Do this ::
Without the pictures, write out all the lines below exactly as they appear.

Extracted information ::
"""

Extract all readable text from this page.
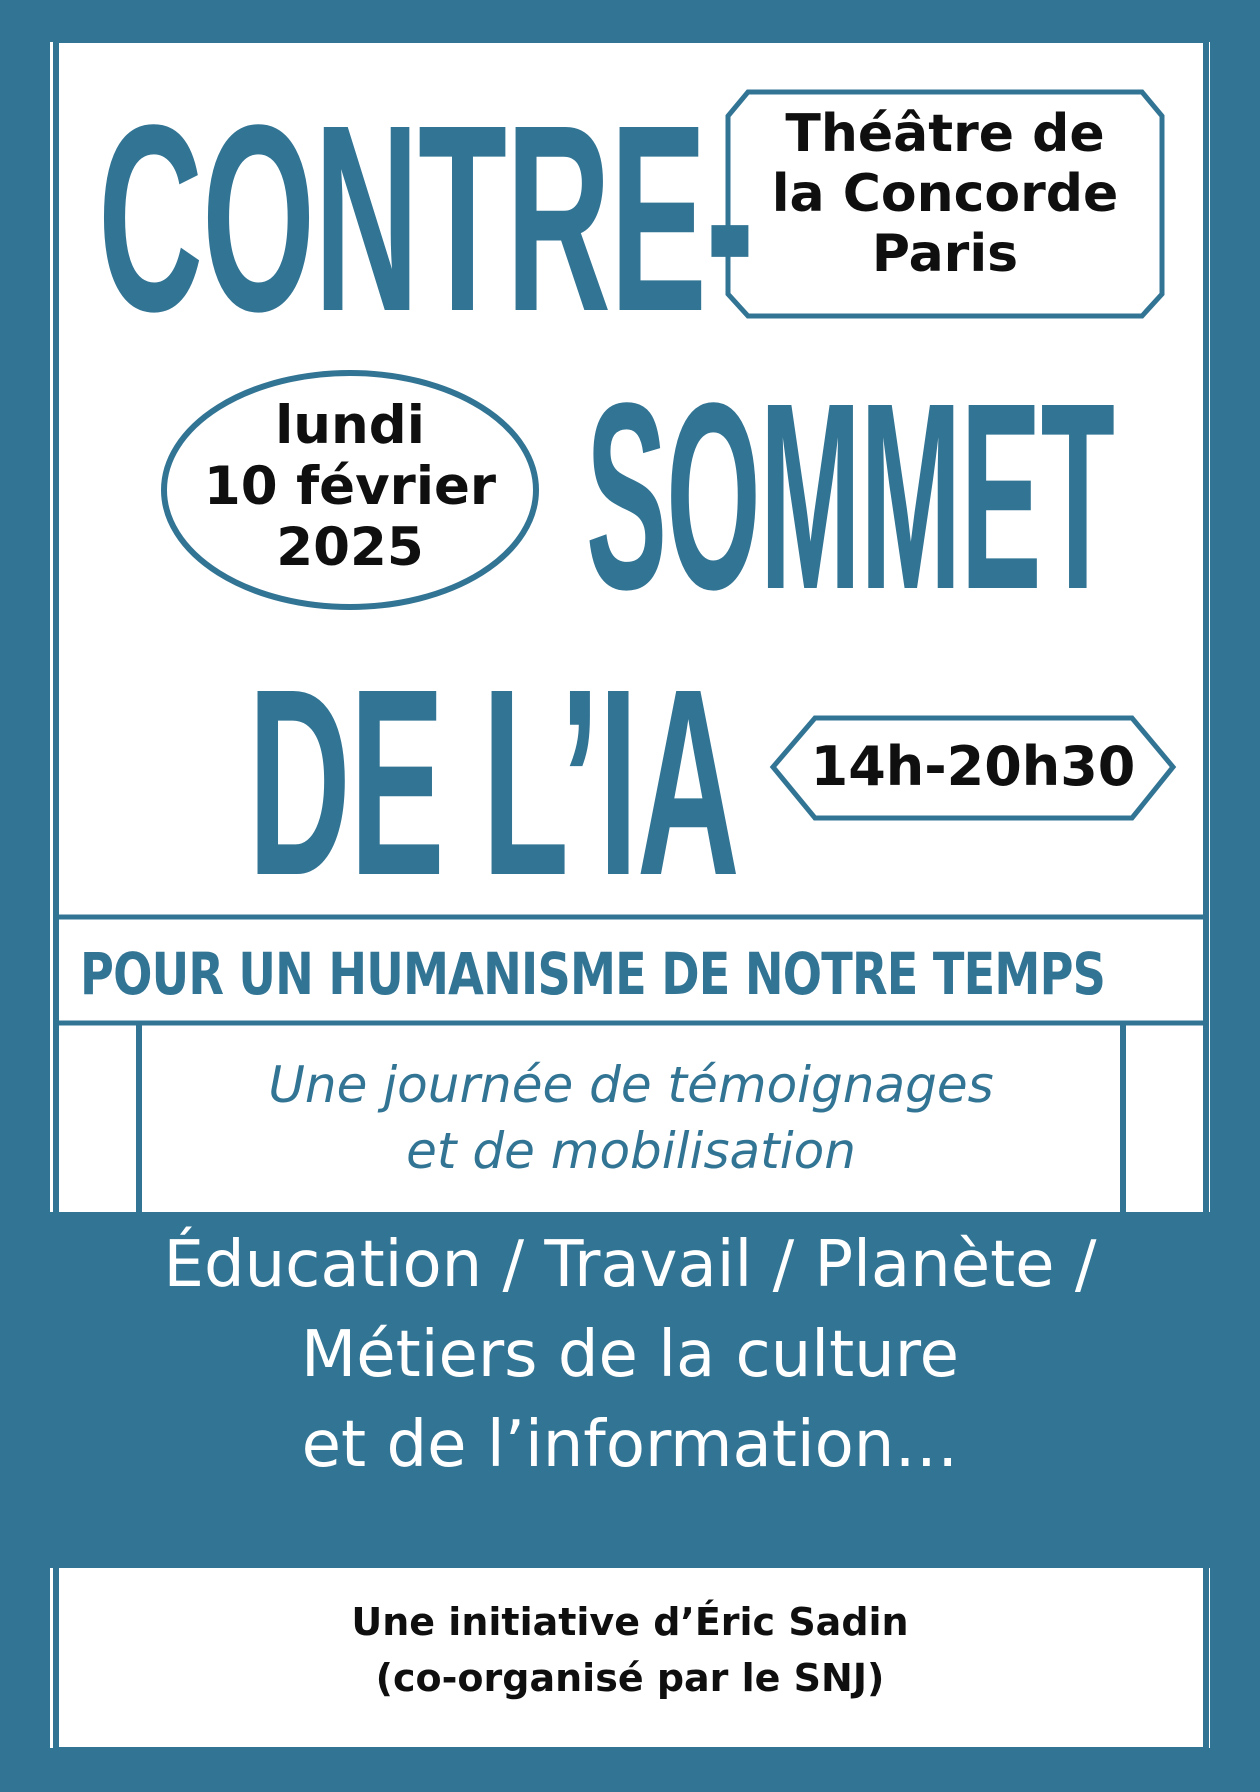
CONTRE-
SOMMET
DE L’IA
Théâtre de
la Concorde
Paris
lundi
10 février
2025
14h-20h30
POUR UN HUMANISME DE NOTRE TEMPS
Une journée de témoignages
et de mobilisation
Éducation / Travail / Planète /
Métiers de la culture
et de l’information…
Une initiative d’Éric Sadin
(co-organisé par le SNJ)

"""

Finished task ::
Extract all readable text from this page.
CONTRE-
SOMMET
DE L’IA
Théâtre de
la Concorde
Paris
lundi
10 février
2025
14h-20h30
POUR UN HUMANISME DE NOTRE TEMPS
Une journée de témoignages
et de mobilisation
Éducation / Travail / Planète /
Métiers de la culture
et de l’information…
Une initiative d’Éric Sadin
(co-organisé par le SNJ)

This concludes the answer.